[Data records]
****

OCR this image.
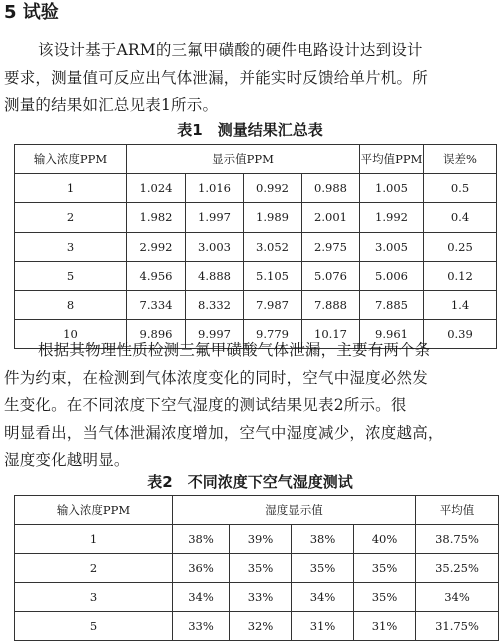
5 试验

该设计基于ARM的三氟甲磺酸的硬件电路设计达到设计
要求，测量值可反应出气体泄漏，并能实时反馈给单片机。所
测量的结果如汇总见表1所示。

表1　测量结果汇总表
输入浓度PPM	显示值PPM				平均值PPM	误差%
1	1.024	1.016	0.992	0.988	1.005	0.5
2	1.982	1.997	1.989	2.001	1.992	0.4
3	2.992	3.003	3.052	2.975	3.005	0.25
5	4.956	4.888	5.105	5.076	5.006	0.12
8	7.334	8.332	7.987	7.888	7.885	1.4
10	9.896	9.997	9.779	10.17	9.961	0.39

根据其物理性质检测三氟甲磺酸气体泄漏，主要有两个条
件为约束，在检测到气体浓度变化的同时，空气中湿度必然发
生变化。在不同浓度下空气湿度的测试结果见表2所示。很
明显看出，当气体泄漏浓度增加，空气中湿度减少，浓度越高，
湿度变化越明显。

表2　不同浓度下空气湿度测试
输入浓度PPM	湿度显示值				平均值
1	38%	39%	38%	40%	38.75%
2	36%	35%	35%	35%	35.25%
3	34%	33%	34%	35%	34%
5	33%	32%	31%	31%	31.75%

****

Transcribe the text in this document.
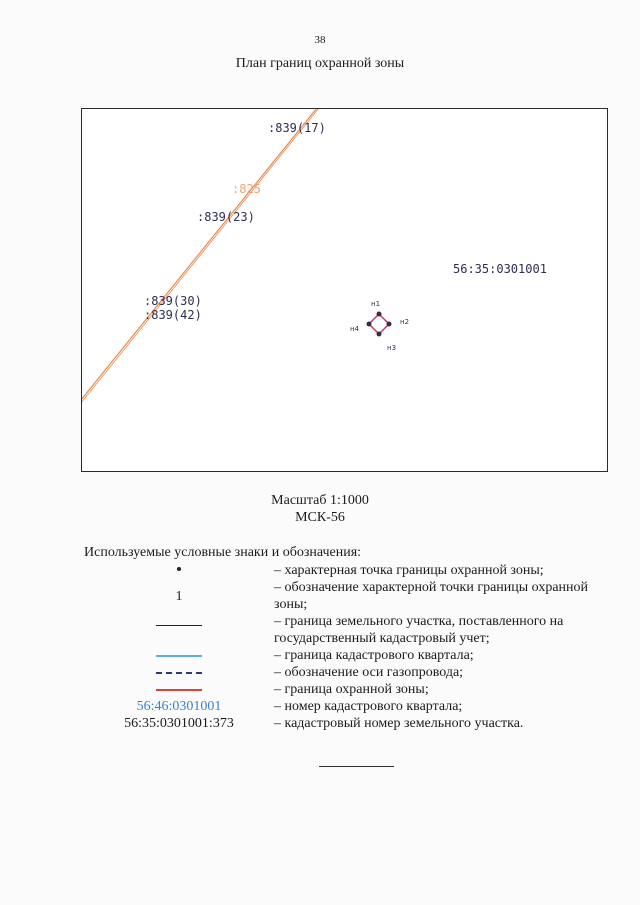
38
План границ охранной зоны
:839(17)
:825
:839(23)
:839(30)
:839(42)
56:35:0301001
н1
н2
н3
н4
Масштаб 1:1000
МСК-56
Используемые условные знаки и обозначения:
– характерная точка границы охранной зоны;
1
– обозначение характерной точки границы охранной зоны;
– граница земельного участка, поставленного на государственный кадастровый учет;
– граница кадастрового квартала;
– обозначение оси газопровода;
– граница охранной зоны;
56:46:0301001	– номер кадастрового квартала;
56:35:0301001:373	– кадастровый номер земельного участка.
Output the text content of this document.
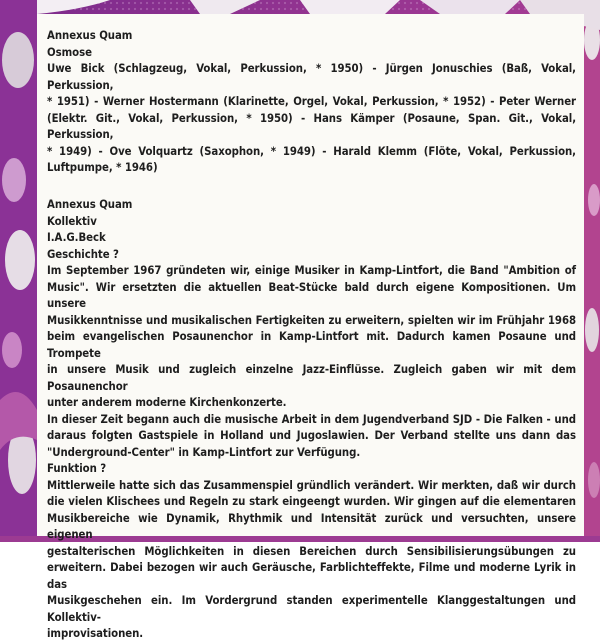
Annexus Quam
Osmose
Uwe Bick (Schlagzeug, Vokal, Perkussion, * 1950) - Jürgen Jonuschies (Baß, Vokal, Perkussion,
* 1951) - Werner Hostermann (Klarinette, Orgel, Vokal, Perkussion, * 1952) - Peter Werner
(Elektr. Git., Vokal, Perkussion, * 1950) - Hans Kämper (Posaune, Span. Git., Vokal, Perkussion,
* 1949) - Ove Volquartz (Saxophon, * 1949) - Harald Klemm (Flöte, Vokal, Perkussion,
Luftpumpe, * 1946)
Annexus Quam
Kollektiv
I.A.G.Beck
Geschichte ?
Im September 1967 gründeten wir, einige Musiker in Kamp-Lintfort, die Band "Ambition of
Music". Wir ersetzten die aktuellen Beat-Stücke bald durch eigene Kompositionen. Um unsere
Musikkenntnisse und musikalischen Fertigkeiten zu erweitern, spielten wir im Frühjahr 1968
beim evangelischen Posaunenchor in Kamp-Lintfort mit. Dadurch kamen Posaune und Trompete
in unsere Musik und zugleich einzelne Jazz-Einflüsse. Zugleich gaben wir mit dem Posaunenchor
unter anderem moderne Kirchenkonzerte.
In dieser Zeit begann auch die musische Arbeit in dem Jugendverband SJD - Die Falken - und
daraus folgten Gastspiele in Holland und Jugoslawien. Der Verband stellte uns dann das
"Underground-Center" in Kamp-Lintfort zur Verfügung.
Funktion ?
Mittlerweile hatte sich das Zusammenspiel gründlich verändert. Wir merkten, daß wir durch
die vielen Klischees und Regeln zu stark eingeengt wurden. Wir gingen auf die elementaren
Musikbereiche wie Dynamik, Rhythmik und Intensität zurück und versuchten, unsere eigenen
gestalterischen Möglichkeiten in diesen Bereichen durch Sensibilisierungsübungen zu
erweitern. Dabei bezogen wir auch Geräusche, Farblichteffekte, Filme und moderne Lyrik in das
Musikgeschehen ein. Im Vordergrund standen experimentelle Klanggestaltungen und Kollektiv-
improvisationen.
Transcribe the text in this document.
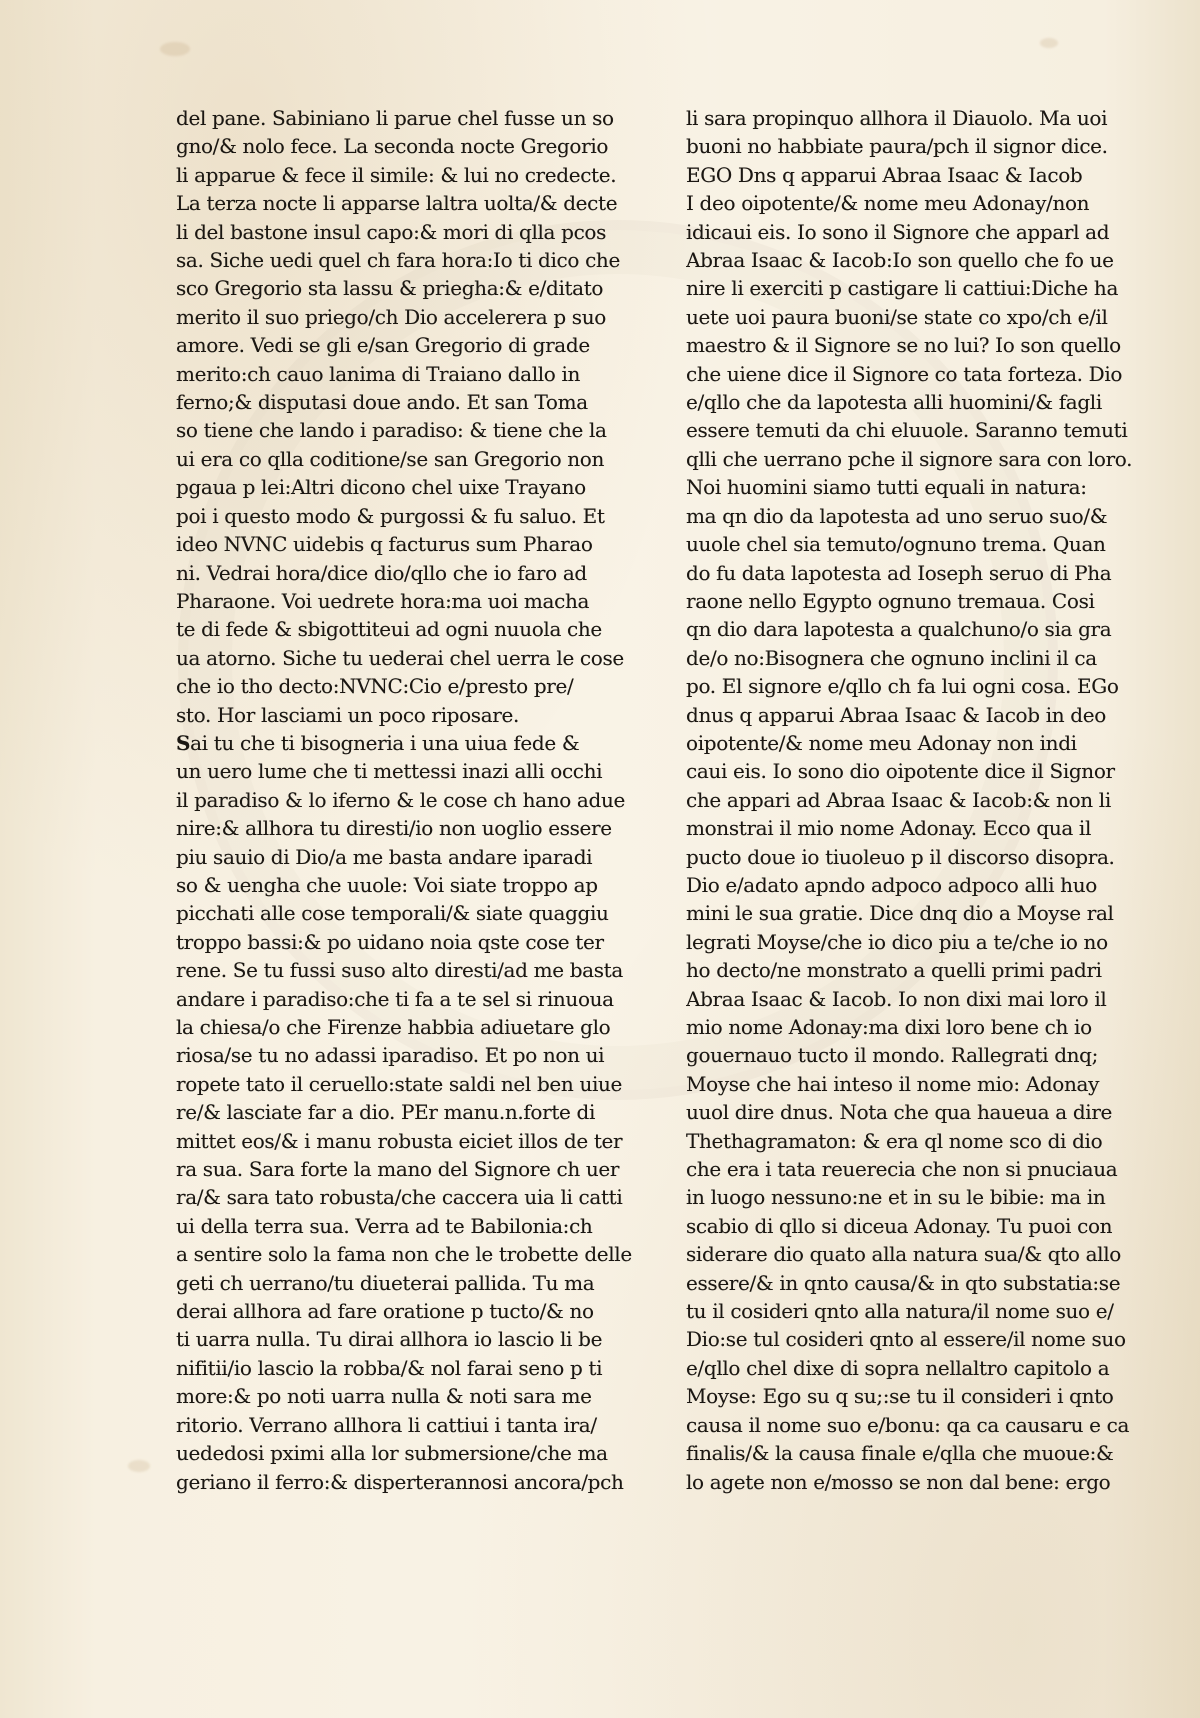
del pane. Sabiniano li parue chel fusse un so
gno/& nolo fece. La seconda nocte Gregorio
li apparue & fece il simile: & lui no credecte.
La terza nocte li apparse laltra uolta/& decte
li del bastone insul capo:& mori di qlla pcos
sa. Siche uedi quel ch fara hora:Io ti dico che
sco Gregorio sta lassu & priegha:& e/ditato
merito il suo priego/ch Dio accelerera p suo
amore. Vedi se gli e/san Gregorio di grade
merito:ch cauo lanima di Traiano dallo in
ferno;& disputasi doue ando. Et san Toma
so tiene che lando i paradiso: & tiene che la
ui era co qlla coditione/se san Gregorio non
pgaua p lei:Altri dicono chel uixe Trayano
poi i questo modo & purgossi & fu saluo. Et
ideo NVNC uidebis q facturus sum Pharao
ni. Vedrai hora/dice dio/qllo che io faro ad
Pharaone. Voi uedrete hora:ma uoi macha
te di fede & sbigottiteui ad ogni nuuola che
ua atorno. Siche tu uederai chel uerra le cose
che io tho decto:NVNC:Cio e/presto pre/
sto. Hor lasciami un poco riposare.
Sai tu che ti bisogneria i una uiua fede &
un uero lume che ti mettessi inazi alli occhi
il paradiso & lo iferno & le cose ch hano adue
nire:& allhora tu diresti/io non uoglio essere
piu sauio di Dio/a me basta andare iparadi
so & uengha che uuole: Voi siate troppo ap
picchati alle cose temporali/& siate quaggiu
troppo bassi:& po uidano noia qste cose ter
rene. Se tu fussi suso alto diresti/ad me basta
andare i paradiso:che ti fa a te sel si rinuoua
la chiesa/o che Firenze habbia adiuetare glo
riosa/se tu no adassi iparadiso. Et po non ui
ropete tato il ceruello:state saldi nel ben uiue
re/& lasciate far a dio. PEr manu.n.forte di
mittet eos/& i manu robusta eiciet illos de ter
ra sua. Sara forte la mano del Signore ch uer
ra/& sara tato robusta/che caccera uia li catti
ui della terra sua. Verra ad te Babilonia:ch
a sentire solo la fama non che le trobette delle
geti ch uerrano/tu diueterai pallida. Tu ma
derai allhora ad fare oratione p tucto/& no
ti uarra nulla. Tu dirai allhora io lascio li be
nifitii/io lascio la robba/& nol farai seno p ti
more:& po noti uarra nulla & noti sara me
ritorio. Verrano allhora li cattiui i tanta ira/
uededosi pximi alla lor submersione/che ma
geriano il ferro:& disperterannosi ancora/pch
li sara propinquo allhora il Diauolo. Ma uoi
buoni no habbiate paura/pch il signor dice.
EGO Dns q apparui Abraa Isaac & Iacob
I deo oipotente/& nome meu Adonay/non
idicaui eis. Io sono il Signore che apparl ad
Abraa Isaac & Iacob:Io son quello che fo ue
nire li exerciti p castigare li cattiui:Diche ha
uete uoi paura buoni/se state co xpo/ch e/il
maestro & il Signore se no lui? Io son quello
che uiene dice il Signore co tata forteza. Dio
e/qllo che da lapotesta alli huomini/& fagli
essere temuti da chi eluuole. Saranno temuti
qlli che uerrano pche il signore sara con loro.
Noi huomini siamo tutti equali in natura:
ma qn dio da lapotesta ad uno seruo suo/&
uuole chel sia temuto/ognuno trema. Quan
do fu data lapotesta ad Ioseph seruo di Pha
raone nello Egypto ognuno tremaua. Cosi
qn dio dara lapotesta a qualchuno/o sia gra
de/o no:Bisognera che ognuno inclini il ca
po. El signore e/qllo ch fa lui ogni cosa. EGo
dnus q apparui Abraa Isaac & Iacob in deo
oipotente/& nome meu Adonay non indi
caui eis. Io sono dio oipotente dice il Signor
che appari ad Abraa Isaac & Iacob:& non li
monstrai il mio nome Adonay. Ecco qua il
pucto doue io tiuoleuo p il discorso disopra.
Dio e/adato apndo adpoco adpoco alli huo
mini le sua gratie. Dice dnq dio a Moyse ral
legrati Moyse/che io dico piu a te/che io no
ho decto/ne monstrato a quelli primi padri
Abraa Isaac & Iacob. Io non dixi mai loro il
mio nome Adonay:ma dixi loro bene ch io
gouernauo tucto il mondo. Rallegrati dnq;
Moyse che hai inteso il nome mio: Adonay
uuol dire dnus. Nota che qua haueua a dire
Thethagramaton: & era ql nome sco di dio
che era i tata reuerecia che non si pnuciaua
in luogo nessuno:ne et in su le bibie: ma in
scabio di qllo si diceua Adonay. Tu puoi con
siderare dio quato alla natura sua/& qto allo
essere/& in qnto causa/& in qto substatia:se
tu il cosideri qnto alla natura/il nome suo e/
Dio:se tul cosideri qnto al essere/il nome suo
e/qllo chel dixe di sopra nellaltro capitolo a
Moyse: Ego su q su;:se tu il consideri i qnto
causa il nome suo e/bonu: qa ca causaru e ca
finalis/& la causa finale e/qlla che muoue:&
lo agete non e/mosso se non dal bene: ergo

****

EXERCISE REQUIREMENTS:
Scan the data above; copy every line where "Gregorio" appears.

ANSWER TO THE EXERCISE:
gno/& nolo fece. La seconda nocte Gregorio
sco Gregorio sta lassu & priegha:& e/ditato
amore. Vedi se gli e/san Gregorio di grade
ui era co qlla coditione/se san Gregorio non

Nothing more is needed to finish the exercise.